| The exercise |
Keep only those lines of the records that include the string "index".

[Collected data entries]
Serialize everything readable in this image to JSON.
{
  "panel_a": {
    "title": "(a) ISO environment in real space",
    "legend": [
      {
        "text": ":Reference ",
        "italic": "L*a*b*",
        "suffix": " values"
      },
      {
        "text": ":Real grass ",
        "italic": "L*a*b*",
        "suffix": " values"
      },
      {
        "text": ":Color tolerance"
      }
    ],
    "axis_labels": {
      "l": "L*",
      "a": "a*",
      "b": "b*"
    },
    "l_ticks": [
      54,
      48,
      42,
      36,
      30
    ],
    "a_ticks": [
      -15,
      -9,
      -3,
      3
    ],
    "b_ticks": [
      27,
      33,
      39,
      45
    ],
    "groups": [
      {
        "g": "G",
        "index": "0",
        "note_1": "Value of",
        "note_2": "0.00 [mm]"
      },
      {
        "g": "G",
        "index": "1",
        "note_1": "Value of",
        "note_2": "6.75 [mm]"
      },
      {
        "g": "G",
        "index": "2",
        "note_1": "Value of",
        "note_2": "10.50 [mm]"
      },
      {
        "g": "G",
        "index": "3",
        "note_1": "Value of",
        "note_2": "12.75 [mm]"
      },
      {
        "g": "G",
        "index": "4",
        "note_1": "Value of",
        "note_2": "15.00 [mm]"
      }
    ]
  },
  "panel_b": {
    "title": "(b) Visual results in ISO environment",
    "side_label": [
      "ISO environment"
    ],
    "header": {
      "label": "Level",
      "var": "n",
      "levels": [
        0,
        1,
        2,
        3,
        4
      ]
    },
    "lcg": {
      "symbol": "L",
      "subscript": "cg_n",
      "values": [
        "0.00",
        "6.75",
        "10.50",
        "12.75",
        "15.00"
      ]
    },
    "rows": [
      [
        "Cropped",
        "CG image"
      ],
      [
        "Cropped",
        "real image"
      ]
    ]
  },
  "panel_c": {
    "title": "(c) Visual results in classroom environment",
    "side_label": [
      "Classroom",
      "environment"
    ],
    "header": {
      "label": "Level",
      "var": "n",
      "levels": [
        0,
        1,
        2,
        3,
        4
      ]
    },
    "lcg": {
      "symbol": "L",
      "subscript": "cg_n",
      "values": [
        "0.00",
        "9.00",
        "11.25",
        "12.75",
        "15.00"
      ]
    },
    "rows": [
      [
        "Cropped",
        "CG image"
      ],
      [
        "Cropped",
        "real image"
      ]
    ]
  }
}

| Task response |
        "index": "0",
        "index": "1",
        "index": "2",
        "index": "3",
        "index": "4",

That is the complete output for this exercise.